Given problem:
Copy the records below exactly, leaving out every picture.

Material for this exercise:
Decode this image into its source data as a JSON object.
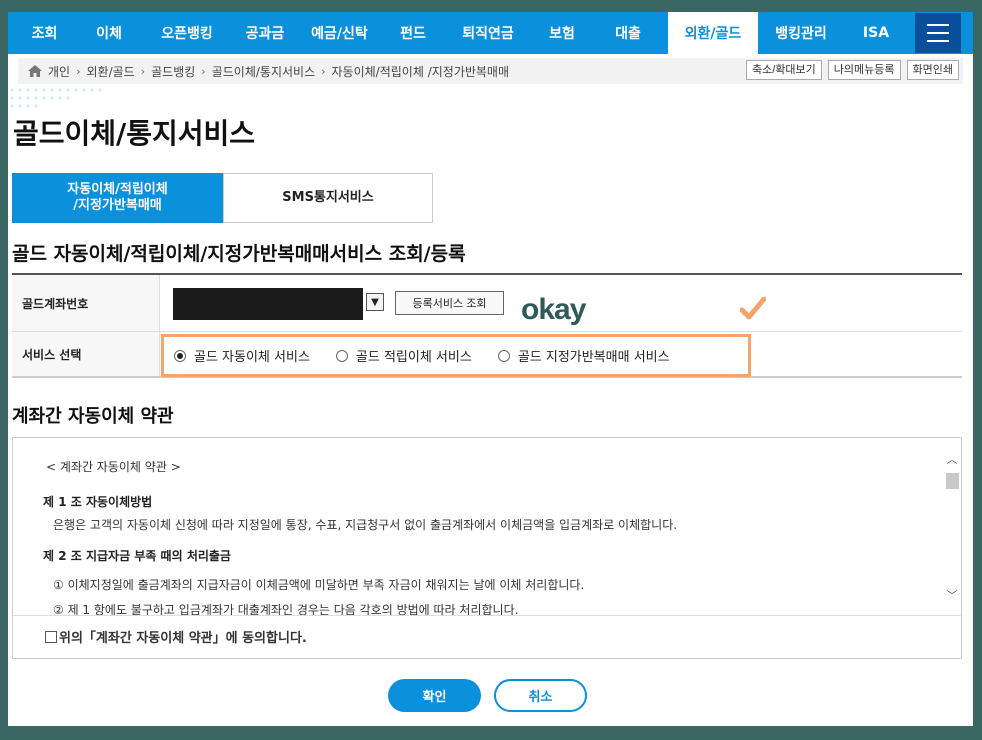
{
  "nav": {
    "items": [
      {
        "label": "조회"
      },
      {
        "label": "이체"
      },
      {
        "label": "오픈뱅킹"
      },
      {
        "label": "공과금"
      },
      {
        "label": "예금/신탁"
      },
      {
        "label": "펀드"
      },
      {
        "label": "퇴직연금"
      },
      {
        "label": "보험"
      },
      {
        "label": "대출"
      },
      {
        "label": "외환/골드"
      },
      {
        "label": "뱅킹관리"
      },
      {
        "label": "ISA"
      }
    ],
    "active": "외환/골드",
    "menu_icon": "hamburger-icon"
  },
  "breadcrumb": {
    "items": [
      "개인",
      "외환/골드",
      "골드뱅킹",
      "골드이체/통지서비스",
      "자동이체/적립이체 /지정가반복매매"
    ],
    "tools": [
      "축소/확대보기",
      "나의메뉴등록",
      "화면인쇄"
    ]
  },
  "page": {
    "title": "골드이체/통지서비스",
    "tabs": [
      "자동이체/적립이체\n/지정가반복매매",
      "SMS통지서비스"
    ],
    "section_title": "골드 자동이체/적립이체/지정가반복매매서비스 조회/등록"
  },
  "form": {
    "account_label": "골드계좌번호",
    "lookup_button": "등록서비스 조회",
    "okay_text": "okay",
    "service_label": "서비스 선택",
    "services": [
      "골드 자동이체 서비스",
      "골드 적립이체 서비스",
      "골드 지정가반복매매 서비스"
    ],
    "selected_service": "골드 자동이체 서비스"
  },
  "terms": {
    "title": "계좌간 자동이체 약관",
    "header": "< 계좌간 자동이체 약관 >",
    "article1_title": "제 1 조 자동이체방법",
    "article1_body": "은행은 고객의 자동이체 신청에 따라 지정일에 통장, 수표, 지급청구서 없이 출금계좌에서 이체금액을 입금계좌로 이체합니다.",
    "article2_title": "제 2 조 지급자금 부족 때의 처리출금",
    "article2_item1": "① 이체지정일에 출금계좌의 지급자금이 이체금액에 미달하면 부족 자금이 채워지는 날에 이체 처리합니다.",
    "article2_item2": "② 제 1 항에도 불구하고 입금계좌가 대출계좌인 경우는 다음 각호의 방법에 따라 처리합니다.",
    "agree_text": "위의「계좌간 자동이체 약관」에 동의합니다."
  },
  "actions": {
    "confirm": "확인",
    "cancel": "취소"
  },
  "colors": {
    "brand": "#0b90dc",
    "highlight_border": "#f4a46a",
    "okay_text": "#2f5a5a"
  }
}
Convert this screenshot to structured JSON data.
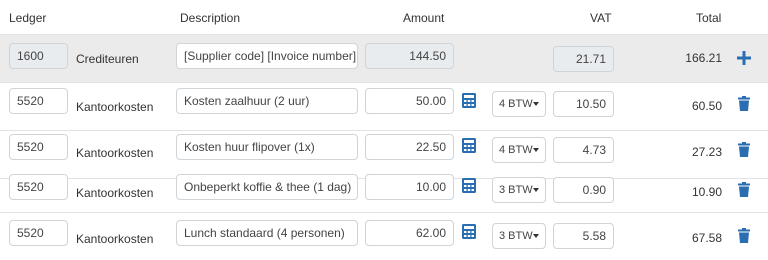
{
  "headers": {
    "ledger": "Ledger",
    "description": "Description",
    "amount": "Amount",
    "vat": "VAT",
    "total": "Total"
  },
  "colors": {
    "accent": "#2a6db0",
    "border": "#cfd4d9",
    "readonly_bg": "#e9ecef",
    "header_row_bg": "#ebebeb"
  },
  "first_row": {
    "ledger": "1600",
    "ledger_name": "Crediteuren",
    "description": "[Supplier code] [Invoice number]",
    "amount": "144.50",
    "vat": "21.71",
    "total": "166.21",
    "action_icon": "plus-icon"
  },
  "lines": [
    {
      "ledger": "5520",
      "ledger_name": "Kantoorkosten",
      "description": "Kosten zaalhuur (2 uur)",
      "amount": "50.00",
      "vat_code": "4 BTW",
      "vat": "10.50",
      "total": "60.50",
      "calc_icon": "calculator-icon",
      "action_icon": "trash-icon"
    },
    {
      "ledger": "5520",
      "ledger_name": "Kantoorkosten",
      "description": "Kosten huur flipover (1x)",
      "amount": "22.50",
      "vat_code": "4 BTW",
      "vat": "4.73",
      "total": "27.23",
      "calc_icon": "calculator-icon",
      "action_icon": "trash-icon"
    },
    {
      "ledger": "5520",
      "ledger_name": "Kantoorkosten",
      "description": "Onbeperkt koffie & thee (1 dag)",
      "amount": "10.00",
      "vat_code": "3 BTW",
      "vat": "0.90",
      "total": "10.90",
      "calc_icon": "calculator-icon",
      "action_icon": "trash-icon"
    },
    {
      "ledger": "5520",
      "ledger_name": "Kantoorkosten",
      "description": "Lunch standaard (4 personen)",
      "amount": "62.00",
      "vat_code": "3 BTW",
      "vat": "5.58",
      "total": "67.58",
      "calc_icon": "calculator-icon",
      "action_icon": "trash-icon"
    }
  ]
}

Answer to this problem:
Decode this image into its source data as a JSON object.
{
  "nav": {
    "items": [
      {
        "label": "조회"
      },
      {
        "label": "이체"
      },
      {
        "label": "오픈뱅킹"
      },
      {
        "label": "공과금"
      },
      {
        "label": "예금/신탁"
      },
      {
        "label": "펀드"
      },
      {
        "label": "퇴직연금"
      },
      {
        "label": "보험"
      },
      {
        "label": "대출"
      },
      {
        "label": "외환/골드"
      },
      {
        "label": "뱅킹관리"
      },
      {
        "label": "ISA"
      }
    ],
    "active": "외환/골드",
    "menu_icon": "hamburger-icon"
  },
  "breadcrumb": {
    "items": [
      "개인",
      "외환/골드",
      "골드뱅킹",
      "골드이체/통지서비스",
      "자동이체/적립이체 /지정가반복매매"
    ],
    "tools": [
      "축소/확대보기",
      "나의메뉴등록",
      "화면인쇄"
    ]
  },
  "page": {
    "title": "골드이체/통지서비스",
    "tabs": [
      "자동이체/적립이체\n/지정가반복매매",
      "SMS통지서비스"
    ],
    "section_title": "골드 자동이체/적립이체/지정가반복매매서비스 조회/등록"
  },
  "form": {
    "account_label": "골드계좌번호",
    "lookup_button": "등록서비스 조회",
    "okay_text": "okay",
    "service_label": "서비스 선택",
    "services": [
      "골드 자동이체 서비스",
      "골드 적립이체 서비스",
      "골드 지정가반복매매 서비스"
    ],
    "selected_service": "골드 자동이체 서비스"
  },
  "terms": {
    "title": "계좌간 자동이체 약관",
    "header": "< 계좌간 자동이체 약관 >",
    "article1_title": "제 1 조 자동이체방법",
    "article1_body": "은행은 고객의 자동이체 신청에 따라 지정일에 통장, 수표, 지급청구서 없이 출금계좌에서 이체금액을 입금계좌로 이체합니다.",
    "article2_title": "제 2 조 지급자금 부족 때의 처리출금",
    "article2_item1": "① 이체지정일에 출금계좌의 지급자금이 이체금액에 미달하면 부족 자금이 채워지는 날에 이체 처리합니다.",
    "article2_item2": "② 제 1 항에도 불구하고 입금계좌가 대출계좌인 경우는 다음 각호의 방법에 따라 처리합니다.",
    "agree_text": "위의「계좌간 자동이체 약관」에 동의합니다."
  },
  "actions": {
    "confirm": "확인",
    "cancel": "취소"
  },
  "colors": {
    "brand": "#0b90dc",
    "highlight_border": "#f4a46a",
    "okay_text": "#2f5a5a"
  }
}
Convert this screenshot to structured JSON data.
{
  "headers": {
    "ledger": "Ledger",
    "description": "Description",
    "amount": "Amount",
    "vat": "VAT",
    "total": "Total"
  },
  "colors": {
    "accent": "#2a6db0",
    "border": "#cfd4d9",
    "readonly_bg": "#e9ecef",
    "header_row_bg": "#ebebeb"
  },
  "first_row": {
    "ledger": "1600",
    "ledger_name": "Crediteuren",
    "description": "[Supplier code] [Invoice number]",
    "amount": "144.50",
    "vat": "21.71",
    "total": "166.21",
    "action_icon": "plus-icon"
  },
  "lines": [
    {
      "ledger": "5520",
      "ledger_name": "Kantoorkosten",
      "description": "Kosten zaalhuur (2 uur)",
      "amount": "50.00",
      "vat_code": "4 BTW",
      "vat": "10.50",
      "total": "60.50",
      "calc_icon": "calculator-icon",
      "action_icon": "trash-icon"
    },
    {
      "ledger": "5520",
      "ledger_name": "Kantoorkosten",
      "description": "Kosten huur flipover (1x)",
      "amount": "22.50",
      "vat_code": "4 BTW",
      "vat": "4.73",
      "total": "27.23",
      "calc_icon": "calculator-icon",
      "action_icon": "trash-icon"
    },
    {
      "ledger": "5520",
      "ledger_name": "Kantoorkosten",
      "description": "Onbeperkt koffie & thee (1 dag)",
      "amount": "10.00",
      "vat_code": "3 BTW",
      "vat": "0.90",
      "total": "10.90",
      "calc_icon": "calculator-icon",
      "action_icon": "trash-icon"
    },
    {
      "ledger": "5520",
      "ledger_name": "Kantoorkosten",
      "description": "Lunch standaard (4 personen)",
      "amount": "62.00",
      "vat_code": "3 BTW",
      "vat": "5.58",
      "total": "67.58",
      "calc_icon": "calculator-icon",
      "action_icon": "trash-icon"
    }
  ]
}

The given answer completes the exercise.